• _Problem to work on_
Copy every line in which the string "name" occurs.

• _Material for this exercise_
#####
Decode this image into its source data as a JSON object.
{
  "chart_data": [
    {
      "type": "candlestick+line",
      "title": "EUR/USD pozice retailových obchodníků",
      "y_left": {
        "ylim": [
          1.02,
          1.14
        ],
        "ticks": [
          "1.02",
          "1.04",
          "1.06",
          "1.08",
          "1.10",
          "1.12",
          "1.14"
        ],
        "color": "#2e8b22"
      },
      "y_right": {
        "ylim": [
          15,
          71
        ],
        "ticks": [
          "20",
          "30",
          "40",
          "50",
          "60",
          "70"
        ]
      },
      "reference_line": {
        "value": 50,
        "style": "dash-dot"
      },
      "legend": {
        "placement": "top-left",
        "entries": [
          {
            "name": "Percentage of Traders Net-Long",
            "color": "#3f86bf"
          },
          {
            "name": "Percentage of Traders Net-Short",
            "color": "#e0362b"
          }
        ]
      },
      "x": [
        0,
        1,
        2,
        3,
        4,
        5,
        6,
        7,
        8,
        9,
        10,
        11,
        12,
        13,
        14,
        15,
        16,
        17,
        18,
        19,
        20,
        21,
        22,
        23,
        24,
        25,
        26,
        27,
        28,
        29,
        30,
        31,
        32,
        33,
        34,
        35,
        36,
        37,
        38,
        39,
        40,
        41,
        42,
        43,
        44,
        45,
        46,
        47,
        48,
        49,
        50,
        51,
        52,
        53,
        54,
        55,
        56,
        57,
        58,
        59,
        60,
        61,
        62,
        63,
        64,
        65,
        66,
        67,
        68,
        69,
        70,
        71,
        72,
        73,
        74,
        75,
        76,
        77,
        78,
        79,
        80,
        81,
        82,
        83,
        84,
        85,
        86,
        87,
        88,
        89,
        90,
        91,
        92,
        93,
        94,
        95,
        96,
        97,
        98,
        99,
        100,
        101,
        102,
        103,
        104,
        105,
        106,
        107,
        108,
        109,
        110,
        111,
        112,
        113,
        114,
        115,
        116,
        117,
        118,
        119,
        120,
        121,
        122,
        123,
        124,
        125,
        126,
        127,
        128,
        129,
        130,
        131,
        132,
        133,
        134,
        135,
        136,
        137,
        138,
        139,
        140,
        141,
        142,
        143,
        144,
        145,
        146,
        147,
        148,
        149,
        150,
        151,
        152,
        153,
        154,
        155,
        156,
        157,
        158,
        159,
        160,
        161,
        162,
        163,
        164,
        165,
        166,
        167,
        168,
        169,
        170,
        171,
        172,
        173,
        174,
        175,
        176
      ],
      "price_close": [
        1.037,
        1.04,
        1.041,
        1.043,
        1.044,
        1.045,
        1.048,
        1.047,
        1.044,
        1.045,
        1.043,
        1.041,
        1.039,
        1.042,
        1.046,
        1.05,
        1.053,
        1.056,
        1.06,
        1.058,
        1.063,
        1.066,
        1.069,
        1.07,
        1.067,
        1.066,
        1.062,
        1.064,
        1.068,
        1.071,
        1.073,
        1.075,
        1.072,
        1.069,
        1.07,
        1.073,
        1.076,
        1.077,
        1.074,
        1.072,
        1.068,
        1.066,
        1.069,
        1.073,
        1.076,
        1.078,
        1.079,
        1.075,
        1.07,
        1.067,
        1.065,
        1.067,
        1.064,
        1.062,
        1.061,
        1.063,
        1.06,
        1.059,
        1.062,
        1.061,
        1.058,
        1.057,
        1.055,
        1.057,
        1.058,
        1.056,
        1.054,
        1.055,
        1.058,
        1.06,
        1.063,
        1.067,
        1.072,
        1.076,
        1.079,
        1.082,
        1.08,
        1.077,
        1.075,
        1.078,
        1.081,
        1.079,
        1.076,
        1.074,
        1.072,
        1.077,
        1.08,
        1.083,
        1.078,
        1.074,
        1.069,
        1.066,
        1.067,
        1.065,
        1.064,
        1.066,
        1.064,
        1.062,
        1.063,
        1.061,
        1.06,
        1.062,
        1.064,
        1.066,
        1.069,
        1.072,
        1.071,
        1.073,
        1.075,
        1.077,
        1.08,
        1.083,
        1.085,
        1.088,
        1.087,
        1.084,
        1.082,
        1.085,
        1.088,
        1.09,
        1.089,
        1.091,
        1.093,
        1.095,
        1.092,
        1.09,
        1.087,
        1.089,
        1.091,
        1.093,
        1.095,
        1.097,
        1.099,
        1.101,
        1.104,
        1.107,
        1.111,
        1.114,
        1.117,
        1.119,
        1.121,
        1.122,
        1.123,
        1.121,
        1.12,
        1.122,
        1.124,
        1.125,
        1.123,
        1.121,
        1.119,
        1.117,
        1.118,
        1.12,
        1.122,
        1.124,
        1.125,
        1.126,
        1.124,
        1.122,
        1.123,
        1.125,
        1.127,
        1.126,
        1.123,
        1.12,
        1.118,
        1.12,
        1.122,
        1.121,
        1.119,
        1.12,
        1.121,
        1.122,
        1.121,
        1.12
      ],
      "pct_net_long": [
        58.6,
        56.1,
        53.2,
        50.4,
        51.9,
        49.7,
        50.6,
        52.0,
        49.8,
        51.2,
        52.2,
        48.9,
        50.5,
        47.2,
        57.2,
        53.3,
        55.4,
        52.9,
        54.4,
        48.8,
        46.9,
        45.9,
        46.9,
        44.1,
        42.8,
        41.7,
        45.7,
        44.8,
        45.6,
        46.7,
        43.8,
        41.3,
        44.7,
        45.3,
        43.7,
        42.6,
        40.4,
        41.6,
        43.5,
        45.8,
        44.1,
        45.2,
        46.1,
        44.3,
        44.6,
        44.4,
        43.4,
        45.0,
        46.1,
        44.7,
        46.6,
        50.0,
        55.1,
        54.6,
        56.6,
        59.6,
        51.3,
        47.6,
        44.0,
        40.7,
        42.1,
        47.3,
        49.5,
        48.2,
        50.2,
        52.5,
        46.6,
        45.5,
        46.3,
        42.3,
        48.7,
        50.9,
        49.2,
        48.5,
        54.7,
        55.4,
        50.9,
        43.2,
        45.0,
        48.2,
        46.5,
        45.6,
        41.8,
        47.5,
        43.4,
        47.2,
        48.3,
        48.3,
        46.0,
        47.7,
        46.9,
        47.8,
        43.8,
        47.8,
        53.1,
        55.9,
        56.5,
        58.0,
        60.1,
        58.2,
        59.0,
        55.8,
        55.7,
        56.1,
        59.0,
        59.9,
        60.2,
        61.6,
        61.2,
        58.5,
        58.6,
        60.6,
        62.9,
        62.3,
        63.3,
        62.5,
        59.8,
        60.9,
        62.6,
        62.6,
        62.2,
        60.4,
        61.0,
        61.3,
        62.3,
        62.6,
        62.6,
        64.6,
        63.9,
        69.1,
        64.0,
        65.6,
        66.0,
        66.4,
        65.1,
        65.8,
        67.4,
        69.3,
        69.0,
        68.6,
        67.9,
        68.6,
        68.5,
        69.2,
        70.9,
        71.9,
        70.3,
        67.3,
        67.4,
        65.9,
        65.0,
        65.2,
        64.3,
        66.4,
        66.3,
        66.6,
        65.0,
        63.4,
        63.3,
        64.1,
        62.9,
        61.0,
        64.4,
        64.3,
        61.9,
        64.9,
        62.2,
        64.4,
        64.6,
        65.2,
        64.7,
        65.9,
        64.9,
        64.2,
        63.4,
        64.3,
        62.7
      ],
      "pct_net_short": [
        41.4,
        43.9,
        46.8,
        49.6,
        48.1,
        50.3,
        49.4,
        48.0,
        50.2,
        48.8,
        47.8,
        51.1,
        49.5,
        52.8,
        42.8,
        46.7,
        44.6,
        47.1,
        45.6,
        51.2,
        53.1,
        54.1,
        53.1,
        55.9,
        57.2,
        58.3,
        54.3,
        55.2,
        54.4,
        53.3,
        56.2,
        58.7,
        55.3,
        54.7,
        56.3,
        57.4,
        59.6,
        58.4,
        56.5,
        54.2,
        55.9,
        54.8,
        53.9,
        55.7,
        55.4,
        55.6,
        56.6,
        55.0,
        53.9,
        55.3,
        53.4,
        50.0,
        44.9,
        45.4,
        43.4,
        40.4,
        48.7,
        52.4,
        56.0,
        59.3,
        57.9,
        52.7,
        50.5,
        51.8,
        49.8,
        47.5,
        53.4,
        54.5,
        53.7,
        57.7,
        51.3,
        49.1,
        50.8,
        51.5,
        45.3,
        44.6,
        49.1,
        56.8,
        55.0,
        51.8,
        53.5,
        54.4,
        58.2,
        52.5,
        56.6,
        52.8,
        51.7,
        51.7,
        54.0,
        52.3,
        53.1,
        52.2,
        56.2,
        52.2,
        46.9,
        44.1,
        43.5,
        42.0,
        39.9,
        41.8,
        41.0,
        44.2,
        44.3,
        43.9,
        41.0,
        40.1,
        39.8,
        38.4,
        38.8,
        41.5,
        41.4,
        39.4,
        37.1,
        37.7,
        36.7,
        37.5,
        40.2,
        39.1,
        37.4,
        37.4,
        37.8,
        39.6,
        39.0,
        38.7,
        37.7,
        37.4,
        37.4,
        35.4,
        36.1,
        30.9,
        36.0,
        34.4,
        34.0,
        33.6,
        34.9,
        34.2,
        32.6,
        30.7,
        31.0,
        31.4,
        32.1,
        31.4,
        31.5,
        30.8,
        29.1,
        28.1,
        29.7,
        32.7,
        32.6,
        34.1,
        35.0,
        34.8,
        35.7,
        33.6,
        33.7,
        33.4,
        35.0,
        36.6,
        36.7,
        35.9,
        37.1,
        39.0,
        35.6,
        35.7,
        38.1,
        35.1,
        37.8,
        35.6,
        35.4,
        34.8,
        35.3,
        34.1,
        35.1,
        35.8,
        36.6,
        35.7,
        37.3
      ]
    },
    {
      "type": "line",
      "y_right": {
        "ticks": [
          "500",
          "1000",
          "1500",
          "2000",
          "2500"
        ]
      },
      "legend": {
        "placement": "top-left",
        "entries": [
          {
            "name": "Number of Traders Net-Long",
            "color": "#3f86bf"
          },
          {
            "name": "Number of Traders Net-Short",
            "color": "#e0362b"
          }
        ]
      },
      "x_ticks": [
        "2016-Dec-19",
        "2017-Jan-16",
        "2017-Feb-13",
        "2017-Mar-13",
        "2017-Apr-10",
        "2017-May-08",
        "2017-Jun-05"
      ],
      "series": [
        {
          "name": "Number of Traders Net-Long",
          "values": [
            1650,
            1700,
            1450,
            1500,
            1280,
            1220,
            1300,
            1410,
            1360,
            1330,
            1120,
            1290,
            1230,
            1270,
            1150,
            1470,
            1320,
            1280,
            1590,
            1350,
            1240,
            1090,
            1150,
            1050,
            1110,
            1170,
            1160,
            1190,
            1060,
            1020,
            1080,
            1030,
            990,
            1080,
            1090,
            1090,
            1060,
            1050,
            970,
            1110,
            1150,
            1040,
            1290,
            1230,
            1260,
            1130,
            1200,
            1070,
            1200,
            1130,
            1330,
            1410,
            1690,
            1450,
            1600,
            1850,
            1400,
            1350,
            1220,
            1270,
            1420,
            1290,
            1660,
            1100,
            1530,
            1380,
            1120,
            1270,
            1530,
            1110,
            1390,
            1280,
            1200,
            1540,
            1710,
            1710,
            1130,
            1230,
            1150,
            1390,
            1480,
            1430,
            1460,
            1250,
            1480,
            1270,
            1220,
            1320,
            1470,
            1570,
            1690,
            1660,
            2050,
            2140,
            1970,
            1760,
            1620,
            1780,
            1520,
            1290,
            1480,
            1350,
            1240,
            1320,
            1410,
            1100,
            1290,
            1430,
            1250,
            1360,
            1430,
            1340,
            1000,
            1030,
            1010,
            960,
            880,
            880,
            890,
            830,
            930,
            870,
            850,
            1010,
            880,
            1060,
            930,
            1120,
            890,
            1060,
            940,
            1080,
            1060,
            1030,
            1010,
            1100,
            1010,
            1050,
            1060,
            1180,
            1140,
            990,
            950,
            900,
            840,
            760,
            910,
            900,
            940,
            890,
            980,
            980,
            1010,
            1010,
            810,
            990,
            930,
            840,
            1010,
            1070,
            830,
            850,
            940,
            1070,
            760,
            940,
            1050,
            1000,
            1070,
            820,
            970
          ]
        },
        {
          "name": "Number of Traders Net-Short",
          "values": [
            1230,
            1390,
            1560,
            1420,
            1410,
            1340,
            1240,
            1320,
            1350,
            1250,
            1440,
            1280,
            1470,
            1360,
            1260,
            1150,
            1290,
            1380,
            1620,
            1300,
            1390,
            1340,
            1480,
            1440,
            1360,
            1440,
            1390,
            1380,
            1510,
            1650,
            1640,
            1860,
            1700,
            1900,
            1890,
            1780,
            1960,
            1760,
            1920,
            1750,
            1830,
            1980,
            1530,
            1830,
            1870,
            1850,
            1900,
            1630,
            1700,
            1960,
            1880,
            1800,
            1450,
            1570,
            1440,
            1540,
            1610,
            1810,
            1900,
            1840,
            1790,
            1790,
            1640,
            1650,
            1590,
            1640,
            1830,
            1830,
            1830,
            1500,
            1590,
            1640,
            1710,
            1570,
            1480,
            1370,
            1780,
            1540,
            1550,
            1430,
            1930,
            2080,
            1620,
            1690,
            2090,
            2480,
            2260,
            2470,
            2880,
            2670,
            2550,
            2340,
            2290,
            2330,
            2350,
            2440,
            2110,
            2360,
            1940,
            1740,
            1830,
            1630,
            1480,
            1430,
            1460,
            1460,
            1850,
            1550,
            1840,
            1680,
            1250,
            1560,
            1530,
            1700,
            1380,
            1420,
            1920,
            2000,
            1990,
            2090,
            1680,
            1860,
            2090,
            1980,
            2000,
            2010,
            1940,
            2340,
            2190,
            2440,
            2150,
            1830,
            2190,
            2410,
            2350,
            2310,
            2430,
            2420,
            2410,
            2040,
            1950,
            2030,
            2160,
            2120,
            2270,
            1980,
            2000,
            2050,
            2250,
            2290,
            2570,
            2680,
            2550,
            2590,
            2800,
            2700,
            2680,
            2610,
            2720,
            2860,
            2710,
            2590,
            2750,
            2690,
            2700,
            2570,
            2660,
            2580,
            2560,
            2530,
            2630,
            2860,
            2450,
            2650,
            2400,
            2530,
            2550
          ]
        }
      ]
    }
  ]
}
#####
• _Answer_
            "name": "Percentage of Traders Net-Long",
            "name": "Percentage of Traders Net-Short",
            "name": "Number of Traders Net-Long",
            "name": "Number of Traders Net-Short",
          "name": "Number of Traders Net-Long",
          "name": "Number of Traders Net-Short",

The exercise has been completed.